[Records excerpted from a collection]
━━━━━━━━━━━━━━━━━━━━━━━━━━━━━━

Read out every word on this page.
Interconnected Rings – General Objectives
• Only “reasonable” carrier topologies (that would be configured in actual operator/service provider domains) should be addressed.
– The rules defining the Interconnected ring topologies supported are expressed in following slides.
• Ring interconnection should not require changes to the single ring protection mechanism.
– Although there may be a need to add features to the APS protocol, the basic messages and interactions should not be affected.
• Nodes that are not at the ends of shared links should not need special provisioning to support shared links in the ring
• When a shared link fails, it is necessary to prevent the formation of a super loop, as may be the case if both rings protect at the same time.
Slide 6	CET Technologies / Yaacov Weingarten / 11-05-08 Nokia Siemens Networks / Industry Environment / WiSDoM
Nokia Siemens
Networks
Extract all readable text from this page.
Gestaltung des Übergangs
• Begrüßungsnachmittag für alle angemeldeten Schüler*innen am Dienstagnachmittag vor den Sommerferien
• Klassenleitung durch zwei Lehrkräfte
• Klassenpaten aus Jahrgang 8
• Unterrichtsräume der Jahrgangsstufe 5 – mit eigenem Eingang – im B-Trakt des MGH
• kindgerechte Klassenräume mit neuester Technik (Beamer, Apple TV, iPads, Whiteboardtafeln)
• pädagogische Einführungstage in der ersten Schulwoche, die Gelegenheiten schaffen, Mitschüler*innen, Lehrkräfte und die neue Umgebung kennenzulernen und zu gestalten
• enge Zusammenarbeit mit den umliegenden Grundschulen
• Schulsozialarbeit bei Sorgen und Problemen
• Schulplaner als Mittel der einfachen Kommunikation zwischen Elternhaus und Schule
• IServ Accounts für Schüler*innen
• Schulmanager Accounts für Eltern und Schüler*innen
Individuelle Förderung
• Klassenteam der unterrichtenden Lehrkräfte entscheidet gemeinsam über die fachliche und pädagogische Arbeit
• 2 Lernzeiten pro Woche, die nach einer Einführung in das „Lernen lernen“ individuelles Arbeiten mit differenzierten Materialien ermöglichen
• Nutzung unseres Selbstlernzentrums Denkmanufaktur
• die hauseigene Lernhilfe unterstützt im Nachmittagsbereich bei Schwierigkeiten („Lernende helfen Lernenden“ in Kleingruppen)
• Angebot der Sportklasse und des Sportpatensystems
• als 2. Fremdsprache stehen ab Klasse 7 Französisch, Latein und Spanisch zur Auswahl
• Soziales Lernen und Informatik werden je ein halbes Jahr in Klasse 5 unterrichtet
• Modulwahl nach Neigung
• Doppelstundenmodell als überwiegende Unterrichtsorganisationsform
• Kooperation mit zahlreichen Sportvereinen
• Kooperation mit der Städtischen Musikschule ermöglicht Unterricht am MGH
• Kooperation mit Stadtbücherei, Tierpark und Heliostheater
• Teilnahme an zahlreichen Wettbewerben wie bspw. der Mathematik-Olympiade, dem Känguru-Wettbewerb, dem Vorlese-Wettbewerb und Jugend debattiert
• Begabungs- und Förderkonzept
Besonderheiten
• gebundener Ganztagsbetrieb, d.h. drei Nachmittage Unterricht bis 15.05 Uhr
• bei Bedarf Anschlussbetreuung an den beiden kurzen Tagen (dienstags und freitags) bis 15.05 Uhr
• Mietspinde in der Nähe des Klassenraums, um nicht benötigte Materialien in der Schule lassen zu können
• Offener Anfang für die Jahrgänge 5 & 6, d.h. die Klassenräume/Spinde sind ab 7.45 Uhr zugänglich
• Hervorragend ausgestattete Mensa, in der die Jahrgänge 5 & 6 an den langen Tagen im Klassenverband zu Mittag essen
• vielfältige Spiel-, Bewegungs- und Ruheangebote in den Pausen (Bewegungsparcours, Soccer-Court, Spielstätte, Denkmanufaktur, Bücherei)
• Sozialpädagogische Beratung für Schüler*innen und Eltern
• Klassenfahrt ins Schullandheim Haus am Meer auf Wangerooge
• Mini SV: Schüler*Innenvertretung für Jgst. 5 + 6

━━━━━━━━━━━━━━━━━━━━━━━━━━━━━━

== WHAT IS BEING ASKED ==
Copy all lines in the listing above where the string "zahlreichen" appears.

== WRITTEN ANSWER ==
• Kooperation mit zahlreichen Sportvereinen
• Teilnahme an zahlreichen Wettbewerben wie bspw. der Mathematik-Olympiade, dem Känguru-Wettbewerb, dem Vorlese-Wettbewerb und Jugend debattiert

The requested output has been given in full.